> **SET PROBLEM**
Please restate the following records word for word.

> **DATA LINES**
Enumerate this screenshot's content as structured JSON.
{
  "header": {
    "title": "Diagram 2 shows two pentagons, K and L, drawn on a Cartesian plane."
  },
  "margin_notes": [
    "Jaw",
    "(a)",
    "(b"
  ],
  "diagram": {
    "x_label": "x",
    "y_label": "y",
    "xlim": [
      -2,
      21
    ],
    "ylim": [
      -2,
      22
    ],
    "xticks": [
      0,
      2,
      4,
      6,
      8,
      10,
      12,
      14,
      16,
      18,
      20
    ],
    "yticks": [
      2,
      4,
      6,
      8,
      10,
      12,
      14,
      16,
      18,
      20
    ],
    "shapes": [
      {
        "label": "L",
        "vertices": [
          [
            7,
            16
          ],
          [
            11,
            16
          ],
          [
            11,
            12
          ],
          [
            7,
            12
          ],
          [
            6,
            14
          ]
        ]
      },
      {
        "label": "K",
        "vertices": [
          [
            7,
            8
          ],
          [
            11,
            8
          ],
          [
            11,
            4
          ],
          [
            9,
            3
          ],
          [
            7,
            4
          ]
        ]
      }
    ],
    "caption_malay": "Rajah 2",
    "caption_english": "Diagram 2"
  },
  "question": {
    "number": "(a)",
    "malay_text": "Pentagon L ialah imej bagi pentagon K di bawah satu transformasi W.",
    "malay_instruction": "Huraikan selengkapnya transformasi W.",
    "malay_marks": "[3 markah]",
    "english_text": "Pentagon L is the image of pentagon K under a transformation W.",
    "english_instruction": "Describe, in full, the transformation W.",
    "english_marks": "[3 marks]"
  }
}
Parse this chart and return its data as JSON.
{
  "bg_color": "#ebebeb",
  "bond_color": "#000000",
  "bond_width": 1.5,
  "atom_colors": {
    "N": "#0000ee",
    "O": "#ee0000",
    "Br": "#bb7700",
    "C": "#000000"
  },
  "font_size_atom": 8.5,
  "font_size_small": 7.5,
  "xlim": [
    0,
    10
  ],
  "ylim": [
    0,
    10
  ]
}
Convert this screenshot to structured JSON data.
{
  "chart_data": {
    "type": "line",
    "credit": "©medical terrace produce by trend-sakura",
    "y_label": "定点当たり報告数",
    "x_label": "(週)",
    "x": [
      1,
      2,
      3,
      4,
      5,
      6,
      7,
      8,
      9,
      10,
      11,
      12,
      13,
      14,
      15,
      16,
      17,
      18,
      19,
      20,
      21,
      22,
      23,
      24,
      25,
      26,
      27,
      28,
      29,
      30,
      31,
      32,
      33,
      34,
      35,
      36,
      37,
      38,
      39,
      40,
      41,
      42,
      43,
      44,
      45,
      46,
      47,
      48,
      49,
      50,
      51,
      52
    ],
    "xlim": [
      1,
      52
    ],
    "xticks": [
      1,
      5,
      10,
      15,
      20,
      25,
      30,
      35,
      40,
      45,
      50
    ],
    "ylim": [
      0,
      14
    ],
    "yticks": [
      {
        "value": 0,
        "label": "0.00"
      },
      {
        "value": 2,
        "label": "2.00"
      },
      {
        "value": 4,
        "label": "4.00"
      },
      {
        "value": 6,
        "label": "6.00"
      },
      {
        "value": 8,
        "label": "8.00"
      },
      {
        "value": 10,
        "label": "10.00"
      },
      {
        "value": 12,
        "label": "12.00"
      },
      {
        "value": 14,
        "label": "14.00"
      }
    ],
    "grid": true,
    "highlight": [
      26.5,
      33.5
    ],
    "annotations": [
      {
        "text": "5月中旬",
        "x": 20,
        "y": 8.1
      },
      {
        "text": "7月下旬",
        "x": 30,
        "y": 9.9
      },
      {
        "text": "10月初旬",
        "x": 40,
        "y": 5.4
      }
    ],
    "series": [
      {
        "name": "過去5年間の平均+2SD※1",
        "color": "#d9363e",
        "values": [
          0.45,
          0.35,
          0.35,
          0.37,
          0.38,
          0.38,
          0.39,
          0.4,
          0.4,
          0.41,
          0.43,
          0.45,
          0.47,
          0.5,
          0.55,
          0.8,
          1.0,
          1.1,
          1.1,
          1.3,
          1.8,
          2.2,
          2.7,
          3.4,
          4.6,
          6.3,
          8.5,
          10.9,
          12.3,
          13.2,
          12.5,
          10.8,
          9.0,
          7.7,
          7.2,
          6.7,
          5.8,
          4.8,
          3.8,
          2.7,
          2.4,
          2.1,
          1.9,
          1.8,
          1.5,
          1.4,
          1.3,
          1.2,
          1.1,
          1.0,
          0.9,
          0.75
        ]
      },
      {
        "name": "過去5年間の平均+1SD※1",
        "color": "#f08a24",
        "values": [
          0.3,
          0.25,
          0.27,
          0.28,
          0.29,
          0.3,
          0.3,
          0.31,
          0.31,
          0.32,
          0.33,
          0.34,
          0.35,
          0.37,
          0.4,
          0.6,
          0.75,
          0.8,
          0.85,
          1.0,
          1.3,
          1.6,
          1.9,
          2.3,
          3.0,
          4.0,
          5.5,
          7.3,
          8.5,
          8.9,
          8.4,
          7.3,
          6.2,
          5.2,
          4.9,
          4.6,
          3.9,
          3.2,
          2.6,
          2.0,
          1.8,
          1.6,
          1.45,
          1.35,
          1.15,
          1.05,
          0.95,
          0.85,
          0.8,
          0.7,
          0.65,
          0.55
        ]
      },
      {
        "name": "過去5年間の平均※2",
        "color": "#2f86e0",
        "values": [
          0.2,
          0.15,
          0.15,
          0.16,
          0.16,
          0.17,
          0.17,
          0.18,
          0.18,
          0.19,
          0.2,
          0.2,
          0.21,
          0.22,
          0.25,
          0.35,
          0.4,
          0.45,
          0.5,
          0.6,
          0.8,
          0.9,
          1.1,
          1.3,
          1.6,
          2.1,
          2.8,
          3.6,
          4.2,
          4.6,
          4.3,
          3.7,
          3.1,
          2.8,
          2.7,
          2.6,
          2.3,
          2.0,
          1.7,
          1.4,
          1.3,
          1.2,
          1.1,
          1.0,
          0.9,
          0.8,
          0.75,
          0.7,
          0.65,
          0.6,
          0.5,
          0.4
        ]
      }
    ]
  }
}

> **RESULT BELOW**
Enumerate this screenshot's content as structured JSON.
{
  "header": {
    "title": "Diagram 2 shows two pentagons, K and L, drawn on a Cartesian plane."
  },
  "margin_notes": [
    "Jaw",
    "(a)",
    "(b"
  ],
  "diagram": {
    "x_label": "x",
    "y_label": "y",
    "xlim": [
      -2,
      21
    ],
    "ylim": [
      -2,
      22
    ],
    "xticks": [
      0,
      2,
      4,
      6,
      8,
      10,
      12,
      14,
      16,
      18,
      20
    ],
    "yticks": [
      2,
      4,
      6,
      8,
      10,
      12,
      14,
      16,
      18,
      20
    ],
    "shapes": [
      {
        "label": "L",
        "vertices": [
          [
            7,
            16
          ],
          [
            11,
            16
          ],
          [
            11,
            12
          ],
          [
            7,
            12
          ],
          [
            6,
            14
          ]
        ]
      },
      {
        "label": "K",
        "vertices": [
          [
            7,
            8
          ],
          [
            11,
            8
          ],
          [
            11,
            4
          ],
          [
            9,
            3
          ],
          [
            7,
            4
          ]
        ]
      }
    ],
    "caption_malay": "Rajah 2",
    "caption_english": "Diagram 2"
  },
  "question": {
    "number": "(a)",
    "malay_text": "Pentagon L ialah imej bagi pentagon K di bawah satu transformasi W.",
    "malay_instruction": "Huraikan selengkapnya transformasi W.",
    "malay_marks": "[3 markah]",
    "english_text": "Pentagon L is the image of pentagon K under a transformation W.",
    "english_instruction": "Describe, in full, the transformation W.",
    "english_marks": "[3 marks]"
  }
}
Parse this chart and return its data as JSON.
{
  "bg_color": "#ebebeb",
  "bond_color": "#000000",
  "bond_width": 1.5,
  "atom_colors": {
    "N": "#0000ee",
    "O": "#ee0000",
    "Br": "#bb7700",
    "C": "#000000"
  },
  "font_size_atom": 8.5,
  "font_size_small": 7.5,
  "xlim": [
    0,
    10
  ],
  "ylim": [
    0,
    10
  ]
}
Convert this screenshot to structured JSON data.
{
  "chart_data": {
    "type": "line",
    "credit": "©medical terrace produce by trend-sakura",
    "y_label": "定点当たり報告数",
    "x_label": "(週)",
    "x": [
      1,
      2,
      3,
      4,
      5,
      6,
      7,
      8,
      9,
      10,
      11,
      12,
      13,
      14,
      15,
      16,
      17,
      18,
      19,
      20,
      21,
      22,
      23,
      24,
      25,
      26,
      27,
      28,
      29,
      30,
      31,
      32,
      33,
      34,
      35,
      36,
      37,
      38,
      39,
      40,
      41,
      42,
      43,
      44,
      45,
      46,
      47,
      48,
      49,
      50,
      51,
      52
    ],
    "xlim": [
      1,
      52
    ],
    "xticks": [
      1,
      5,
      10,
      15,
      20,
      25,
      30,
      35,
      40,
      45,
      50
    ],
    "ylim": [
      0,
      14
    ],
    "yticks": [
      {
        "value": 0,
        "label": "0.00"
      },
      {
        "value": 2,
        "label": "2.00"
      },
      {
        "value": 4,
        "label": "4.00"
      },
      {
        "value": 6,
        "label": "6.00"
      },
      {
        "value": 8,
        "label": "8.00"
      },
      {
        "value": 10,
        "label": "10.00"
      },
      {
        "value": 12,
        "label": "12.00"
      },
      {
        "value": 14,
        "label": "14.00"
      }
    ],
    "grid": true,
    "highlight": [
      26.5,
      33.5
    ],
    "annotations": [
      {
        "text": "5月中旬",
        "x": 20,
        "y": 8.1
      },
      {
        "text": "7月下旬",
        "x": 30,
        "y": 9.9
      },
      {
        "text": "10月初旬",
        "x": 40,
        "y": 5.4
      }
    ],
    "series": [
      {
        "name": "過去5年間の平均+2SD※1",
        "color": "#d9363e",
        "values": [
          0.45,
          0.35,
          0.35,
          0.37,
          0.38,
          0.38,
          0.39,
          0.4,
          0.4,
          0.41,
          0.43,
          0.45,
          0.47,
          0.5,
          0.55,
          0.8,
          1.0,
          1.1,
          1.1,
          1.3,
          1.8,
          2.2,
          2.7,
          3.4,
          4.6,
          6.3,
          8.5,
          10.9,
          12.3,
          13.2,
          12.5,
          10.8,
          9.0,
          7.7,
          7.2,
          6.7,
          5.8,
          4.8,
          3.8,
          2.7,
          2.4,
          2.1,
          1.9,
          1.8,
          1.5,
          1.4,
          1.3,
          1.2,
          1.1,
          1.0,
          0.9,
          0.75
        ]
      },
      {
        "name": "過去5年間の平均+1SD※1",
        "color": "#f08a24",
        "values": [
          0.3,
          0.25,
          0.27,
          0.28,
          0.29,
          0.3,
          0.3,
          0.31,
          0.31,
          0.32,
          0.33,
          0.34,
          0.35,
          0.37,
          0.4,
          0.6,
          0.75,
          0.8,
          0.85,
          1.0,
          1.3,
          1.6,
          1.9,
          2.3,
          3.0,
          4.0,
          5.5,
          7.3,
          8.5,
          8.9,
          8.4,
          7.3,
          6.2,
          5.2,
          4.9,
          4.6,
          3.9,
          3.2,
          2.6,
          2.0,
          1.8,
          1.6,
          1.45,
          1.35,
          1.15,
          1.05,
          0.95,
          0.85,
          0.8,
          0.7,
          0.65,
          0.55
        ]
      },
      {
        "name": "過去5年間の平均※2",
        "color": "#2f86e0",
        "values": [
          0.2,
          0.15,
          0.15,
          0.16,
          0.16,
          0.17,
          0.17,
          0.18,
          0.18,
          0.19,
          0.2,
          0.2,
          0.21,
          0.22,
          0.25,
          0.35,
          0.4,
          0.45,
          0.5,
          0.6,
          0.8,
          0.9,
          1.1,
          1.3,
          1.6,
          2.1,
          2.8,
          3.6,
          4.2,
          4.6,
          4.3,
          3.7,
          3.1,
          2.8,
          2.7,
          2.6,
          2.3,
          2.0,
          1.7,
          1.4,
          1.3,
          1.2,
          1.1,
          1.0,
          0.9,
          0.8,
          0.75,
          0.7,
          0.65,
          0.6,
          0.5,
          0.4
        ]
      }
    ]
  }
}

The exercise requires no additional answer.